YOUR TASK » Show each line of the data below that has the string "total" in it.

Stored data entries
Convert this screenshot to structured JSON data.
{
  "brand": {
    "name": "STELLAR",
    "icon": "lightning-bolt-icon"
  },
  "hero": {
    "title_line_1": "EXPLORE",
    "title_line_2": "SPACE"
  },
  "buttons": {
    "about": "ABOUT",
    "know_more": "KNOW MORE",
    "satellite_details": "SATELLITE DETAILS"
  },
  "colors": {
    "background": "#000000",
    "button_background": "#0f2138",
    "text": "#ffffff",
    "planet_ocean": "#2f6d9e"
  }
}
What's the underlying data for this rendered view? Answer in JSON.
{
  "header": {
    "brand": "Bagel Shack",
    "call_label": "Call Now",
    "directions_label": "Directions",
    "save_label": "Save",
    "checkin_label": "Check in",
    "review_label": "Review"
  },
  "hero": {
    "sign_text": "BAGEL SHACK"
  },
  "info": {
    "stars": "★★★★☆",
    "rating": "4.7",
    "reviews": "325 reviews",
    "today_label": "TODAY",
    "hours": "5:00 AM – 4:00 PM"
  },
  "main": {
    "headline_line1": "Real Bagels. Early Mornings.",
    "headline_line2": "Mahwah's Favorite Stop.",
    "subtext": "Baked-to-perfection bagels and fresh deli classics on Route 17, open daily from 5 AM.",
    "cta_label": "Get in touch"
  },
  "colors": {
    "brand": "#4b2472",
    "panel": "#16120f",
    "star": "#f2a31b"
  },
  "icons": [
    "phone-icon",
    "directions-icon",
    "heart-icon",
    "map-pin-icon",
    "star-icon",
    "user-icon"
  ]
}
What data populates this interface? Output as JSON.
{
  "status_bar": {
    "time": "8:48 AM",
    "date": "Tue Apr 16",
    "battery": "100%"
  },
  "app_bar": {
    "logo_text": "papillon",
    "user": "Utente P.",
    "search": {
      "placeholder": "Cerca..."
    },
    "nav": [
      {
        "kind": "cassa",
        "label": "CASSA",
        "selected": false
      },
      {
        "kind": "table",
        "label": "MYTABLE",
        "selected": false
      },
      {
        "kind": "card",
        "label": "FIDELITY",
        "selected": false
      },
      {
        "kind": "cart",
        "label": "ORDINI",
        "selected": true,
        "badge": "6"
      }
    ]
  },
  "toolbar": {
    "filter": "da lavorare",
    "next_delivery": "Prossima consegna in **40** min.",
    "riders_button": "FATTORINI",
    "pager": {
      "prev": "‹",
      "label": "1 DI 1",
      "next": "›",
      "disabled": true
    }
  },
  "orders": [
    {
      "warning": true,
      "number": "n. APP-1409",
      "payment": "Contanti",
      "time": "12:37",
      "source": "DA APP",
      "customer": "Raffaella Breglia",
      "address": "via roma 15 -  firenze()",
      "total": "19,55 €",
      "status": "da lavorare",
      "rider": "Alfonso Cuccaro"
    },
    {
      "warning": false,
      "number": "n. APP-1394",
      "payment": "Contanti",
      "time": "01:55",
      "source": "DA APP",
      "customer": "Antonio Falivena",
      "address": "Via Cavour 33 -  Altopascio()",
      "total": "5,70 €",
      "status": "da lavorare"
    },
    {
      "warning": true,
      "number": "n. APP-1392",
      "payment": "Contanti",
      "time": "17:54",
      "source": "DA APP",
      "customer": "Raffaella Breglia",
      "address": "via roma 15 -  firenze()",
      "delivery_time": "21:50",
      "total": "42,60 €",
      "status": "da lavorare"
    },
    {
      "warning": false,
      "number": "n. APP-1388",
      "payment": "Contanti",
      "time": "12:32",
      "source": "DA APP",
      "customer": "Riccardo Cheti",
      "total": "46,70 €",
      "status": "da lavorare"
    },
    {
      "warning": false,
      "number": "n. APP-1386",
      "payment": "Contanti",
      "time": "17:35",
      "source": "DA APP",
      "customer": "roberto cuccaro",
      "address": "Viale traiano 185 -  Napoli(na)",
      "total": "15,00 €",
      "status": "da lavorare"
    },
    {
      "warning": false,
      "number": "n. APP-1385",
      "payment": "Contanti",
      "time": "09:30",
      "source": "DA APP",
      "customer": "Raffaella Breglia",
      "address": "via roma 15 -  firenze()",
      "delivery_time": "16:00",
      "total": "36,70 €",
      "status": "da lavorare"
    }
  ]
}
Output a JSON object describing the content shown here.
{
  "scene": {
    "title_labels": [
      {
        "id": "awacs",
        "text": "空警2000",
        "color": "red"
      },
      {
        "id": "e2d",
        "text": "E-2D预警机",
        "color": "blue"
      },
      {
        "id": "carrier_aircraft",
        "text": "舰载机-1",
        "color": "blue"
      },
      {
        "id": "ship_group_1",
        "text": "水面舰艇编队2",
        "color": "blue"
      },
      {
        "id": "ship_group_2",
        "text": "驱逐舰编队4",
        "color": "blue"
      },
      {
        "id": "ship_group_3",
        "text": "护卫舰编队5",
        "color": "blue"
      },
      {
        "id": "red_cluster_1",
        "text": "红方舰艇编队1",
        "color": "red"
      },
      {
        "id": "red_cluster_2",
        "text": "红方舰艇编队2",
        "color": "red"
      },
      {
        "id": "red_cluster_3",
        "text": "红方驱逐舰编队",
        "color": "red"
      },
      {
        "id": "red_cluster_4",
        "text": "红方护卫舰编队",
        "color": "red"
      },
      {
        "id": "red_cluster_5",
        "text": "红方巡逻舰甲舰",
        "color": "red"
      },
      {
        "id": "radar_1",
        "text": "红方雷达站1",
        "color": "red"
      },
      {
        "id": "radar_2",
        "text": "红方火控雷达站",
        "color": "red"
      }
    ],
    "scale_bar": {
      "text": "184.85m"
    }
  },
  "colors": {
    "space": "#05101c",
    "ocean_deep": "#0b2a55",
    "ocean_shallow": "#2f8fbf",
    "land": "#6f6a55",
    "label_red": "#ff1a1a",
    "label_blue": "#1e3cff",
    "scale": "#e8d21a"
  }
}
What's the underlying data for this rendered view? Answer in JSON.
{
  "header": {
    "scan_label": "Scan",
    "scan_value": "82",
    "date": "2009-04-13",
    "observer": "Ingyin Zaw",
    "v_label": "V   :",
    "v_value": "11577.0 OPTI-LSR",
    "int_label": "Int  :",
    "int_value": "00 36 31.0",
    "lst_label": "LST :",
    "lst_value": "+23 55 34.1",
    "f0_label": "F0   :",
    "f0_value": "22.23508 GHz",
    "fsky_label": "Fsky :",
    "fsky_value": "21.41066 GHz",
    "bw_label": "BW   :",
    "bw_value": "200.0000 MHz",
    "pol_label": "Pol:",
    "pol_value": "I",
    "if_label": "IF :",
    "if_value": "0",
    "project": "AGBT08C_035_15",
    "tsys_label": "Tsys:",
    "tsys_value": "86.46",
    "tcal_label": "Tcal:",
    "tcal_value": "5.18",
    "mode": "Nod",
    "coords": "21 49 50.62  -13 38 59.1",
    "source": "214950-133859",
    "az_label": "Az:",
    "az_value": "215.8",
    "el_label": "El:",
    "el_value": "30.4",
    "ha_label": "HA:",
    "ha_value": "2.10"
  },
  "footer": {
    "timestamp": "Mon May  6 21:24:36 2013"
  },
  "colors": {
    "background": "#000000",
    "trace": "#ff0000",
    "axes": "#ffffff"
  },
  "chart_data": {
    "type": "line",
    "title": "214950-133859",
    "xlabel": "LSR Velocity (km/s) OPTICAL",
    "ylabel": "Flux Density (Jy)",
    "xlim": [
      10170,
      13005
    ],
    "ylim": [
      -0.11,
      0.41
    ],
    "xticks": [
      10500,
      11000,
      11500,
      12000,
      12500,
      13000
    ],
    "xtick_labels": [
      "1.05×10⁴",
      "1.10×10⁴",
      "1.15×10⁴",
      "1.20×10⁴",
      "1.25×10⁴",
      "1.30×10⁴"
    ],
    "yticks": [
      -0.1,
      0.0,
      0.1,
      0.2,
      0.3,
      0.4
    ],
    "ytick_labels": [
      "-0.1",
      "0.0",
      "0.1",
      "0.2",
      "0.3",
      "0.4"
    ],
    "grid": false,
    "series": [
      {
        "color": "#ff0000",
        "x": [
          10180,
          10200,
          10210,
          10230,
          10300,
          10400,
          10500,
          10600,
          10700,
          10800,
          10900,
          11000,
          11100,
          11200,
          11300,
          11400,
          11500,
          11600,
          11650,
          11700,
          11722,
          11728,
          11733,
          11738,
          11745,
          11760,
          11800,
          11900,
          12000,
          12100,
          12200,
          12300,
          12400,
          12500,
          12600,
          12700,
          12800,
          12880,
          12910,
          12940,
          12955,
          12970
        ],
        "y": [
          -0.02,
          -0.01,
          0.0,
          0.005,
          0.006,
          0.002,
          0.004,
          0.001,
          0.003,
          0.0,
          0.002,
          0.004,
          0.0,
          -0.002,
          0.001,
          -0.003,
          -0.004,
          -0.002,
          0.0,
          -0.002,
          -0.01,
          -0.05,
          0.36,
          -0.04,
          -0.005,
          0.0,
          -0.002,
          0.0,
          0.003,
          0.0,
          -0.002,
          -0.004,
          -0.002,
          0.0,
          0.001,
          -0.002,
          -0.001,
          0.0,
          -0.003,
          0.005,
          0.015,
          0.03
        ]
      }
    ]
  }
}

SOLUTION TO THIS TASK »
      "total": "19,55 €",
      "total": "5,70 €",
      "total": "42,60 €",
      "total": "46,70 €",
      "total": "15,00 €",
      "total": "36,70 €",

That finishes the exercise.